**THE TASK**
In the records starting at the line with "What elements are in" and ending at the line with "total-integer: 15: [26, 720, 58, 751]", rename "summary-value" to "summary-amount" and write out only those lines, with nothing else changed.
■ ■ ■ ■
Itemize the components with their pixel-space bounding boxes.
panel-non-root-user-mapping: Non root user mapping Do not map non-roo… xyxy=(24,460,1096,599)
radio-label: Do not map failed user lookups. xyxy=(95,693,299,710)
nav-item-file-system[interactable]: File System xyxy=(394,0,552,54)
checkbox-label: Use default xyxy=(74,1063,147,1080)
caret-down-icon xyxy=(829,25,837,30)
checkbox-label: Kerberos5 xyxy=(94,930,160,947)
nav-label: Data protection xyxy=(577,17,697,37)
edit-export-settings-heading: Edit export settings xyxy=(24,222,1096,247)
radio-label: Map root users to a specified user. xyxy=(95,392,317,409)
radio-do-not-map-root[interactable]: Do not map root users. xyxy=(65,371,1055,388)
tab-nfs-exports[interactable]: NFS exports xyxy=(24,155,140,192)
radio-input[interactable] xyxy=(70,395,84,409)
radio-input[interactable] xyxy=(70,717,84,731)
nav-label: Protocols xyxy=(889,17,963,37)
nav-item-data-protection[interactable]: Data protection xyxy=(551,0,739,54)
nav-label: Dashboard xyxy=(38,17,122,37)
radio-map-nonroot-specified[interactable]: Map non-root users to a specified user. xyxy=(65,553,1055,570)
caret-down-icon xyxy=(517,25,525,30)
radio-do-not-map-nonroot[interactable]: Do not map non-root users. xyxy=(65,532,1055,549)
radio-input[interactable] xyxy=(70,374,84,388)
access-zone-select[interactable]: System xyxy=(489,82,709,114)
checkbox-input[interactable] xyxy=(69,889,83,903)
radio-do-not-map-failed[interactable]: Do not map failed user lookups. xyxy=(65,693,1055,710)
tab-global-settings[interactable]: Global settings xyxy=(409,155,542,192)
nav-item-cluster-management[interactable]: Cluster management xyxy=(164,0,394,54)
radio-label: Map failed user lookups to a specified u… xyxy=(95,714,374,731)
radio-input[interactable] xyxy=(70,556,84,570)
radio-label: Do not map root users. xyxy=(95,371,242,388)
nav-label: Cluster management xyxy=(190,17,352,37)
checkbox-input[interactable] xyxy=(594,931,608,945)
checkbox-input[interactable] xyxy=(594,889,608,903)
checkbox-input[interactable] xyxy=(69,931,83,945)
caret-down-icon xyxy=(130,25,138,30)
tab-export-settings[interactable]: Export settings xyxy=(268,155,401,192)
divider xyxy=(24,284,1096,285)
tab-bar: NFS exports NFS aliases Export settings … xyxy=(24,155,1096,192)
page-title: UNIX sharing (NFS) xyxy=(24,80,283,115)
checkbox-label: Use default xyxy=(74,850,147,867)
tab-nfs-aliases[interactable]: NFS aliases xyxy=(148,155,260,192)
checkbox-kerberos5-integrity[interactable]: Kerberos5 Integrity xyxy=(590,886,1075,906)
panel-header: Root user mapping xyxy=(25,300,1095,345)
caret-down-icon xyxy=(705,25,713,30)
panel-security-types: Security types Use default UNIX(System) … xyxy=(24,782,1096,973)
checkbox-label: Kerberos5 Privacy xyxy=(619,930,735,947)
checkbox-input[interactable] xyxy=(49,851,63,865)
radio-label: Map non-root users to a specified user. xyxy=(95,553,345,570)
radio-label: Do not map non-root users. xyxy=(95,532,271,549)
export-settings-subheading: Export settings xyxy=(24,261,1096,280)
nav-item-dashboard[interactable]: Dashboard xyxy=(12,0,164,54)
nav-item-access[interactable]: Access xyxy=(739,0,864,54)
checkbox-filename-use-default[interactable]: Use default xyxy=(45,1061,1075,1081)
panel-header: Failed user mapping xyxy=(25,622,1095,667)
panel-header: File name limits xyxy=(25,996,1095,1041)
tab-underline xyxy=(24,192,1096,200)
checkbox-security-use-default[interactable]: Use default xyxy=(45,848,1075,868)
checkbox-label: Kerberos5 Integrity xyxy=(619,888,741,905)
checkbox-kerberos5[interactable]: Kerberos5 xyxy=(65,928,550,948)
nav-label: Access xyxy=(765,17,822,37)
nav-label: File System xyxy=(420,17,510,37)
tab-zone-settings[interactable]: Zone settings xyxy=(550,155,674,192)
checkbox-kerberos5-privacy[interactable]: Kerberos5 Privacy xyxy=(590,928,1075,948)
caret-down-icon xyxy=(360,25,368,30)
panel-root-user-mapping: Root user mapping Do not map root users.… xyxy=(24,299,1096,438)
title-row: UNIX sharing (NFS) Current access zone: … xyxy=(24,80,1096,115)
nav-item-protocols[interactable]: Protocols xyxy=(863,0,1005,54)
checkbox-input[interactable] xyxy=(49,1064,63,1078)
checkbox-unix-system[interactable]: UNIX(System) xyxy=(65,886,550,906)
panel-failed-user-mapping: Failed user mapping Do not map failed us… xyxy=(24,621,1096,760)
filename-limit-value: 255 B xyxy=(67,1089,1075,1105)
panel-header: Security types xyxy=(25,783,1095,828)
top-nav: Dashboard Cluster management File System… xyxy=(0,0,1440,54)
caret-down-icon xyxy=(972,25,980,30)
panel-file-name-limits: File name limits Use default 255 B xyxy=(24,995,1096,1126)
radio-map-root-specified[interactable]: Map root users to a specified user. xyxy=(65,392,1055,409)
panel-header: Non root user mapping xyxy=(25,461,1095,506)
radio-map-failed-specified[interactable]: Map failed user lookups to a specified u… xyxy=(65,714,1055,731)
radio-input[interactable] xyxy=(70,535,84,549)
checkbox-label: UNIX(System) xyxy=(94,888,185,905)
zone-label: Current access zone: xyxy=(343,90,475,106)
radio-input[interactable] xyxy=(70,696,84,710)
■ ■ ■ ■
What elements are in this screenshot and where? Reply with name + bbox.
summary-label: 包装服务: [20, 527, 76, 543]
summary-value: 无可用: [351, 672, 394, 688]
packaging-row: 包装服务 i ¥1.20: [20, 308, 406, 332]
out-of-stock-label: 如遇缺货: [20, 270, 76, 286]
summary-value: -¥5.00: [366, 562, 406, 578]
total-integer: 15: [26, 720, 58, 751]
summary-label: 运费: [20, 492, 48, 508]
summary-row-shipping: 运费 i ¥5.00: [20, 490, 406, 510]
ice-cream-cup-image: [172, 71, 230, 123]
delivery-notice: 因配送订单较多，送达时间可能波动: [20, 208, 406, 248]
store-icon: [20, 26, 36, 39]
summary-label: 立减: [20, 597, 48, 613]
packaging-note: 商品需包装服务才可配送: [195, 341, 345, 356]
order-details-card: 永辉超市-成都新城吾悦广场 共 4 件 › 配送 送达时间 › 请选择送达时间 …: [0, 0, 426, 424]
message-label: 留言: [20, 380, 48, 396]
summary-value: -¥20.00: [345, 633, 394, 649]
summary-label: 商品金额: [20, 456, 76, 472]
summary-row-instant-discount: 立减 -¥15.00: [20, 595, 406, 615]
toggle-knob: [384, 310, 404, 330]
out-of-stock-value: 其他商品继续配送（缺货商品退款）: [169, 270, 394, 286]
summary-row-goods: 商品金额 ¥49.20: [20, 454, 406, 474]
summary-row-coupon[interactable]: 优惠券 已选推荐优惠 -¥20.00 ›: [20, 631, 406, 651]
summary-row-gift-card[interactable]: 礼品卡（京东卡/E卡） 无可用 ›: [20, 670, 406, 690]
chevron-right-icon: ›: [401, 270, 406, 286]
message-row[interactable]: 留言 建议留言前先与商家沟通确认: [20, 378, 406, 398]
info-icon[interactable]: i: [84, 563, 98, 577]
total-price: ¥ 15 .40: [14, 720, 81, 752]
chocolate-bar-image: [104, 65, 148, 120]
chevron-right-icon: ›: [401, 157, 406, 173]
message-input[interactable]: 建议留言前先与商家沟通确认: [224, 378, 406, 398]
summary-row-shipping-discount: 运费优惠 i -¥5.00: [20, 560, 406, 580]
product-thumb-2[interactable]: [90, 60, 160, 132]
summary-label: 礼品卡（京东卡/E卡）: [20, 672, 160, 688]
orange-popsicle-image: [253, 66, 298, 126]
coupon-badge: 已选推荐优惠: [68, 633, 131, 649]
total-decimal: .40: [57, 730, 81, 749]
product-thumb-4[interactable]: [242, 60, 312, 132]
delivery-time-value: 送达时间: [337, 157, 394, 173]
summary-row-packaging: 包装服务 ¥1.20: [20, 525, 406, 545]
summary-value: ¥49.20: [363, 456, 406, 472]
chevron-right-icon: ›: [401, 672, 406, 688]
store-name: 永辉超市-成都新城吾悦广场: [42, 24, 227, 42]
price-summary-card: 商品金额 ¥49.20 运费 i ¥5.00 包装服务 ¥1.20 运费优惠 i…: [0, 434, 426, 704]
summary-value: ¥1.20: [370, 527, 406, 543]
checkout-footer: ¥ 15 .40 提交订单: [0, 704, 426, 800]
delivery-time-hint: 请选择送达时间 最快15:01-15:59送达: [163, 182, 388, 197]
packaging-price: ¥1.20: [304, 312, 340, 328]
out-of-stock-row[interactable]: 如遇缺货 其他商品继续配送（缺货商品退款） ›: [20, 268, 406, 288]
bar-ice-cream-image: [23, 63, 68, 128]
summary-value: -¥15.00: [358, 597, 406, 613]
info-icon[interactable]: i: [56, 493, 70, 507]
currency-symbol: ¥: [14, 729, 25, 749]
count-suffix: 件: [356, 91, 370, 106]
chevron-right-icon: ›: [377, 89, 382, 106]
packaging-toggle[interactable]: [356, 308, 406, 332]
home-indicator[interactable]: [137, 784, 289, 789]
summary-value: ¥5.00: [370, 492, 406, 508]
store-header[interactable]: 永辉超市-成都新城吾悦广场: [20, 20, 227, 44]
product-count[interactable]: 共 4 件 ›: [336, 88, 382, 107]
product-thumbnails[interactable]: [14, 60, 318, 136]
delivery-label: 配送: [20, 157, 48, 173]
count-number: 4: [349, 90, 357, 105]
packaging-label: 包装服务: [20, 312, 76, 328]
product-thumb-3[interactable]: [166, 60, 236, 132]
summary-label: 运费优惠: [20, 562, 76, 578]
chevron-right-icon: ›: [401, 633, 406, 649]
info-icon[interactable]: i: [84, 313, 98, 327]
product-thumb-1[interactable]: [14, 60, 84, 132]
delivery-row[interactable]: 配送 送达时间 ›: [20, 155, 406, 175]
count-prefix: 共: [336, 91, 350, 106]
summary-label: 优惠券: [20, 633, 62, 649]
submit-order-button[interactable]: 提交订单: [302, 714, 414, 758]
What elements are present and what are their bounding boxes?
■ ■ ■ ■
**RESULT OF THIS EXERCISE**
What elements are in this screenshot and where? Reply with name + bbox.
summary-label: 包装服务: [20, 527, 76, 543]
summary-amount: 无可用: [351, 672, 394, 688]
packaging-row: 包装服务 i ¥1.20: [20, 308, 406, 332]
out-of-stock-label: 如遇缺货: [20, 270, 76, 286]
summary-amount: -¥5.00: [366, 562, 406, 578]
total-integer: 15: [26, 720, 58, 751]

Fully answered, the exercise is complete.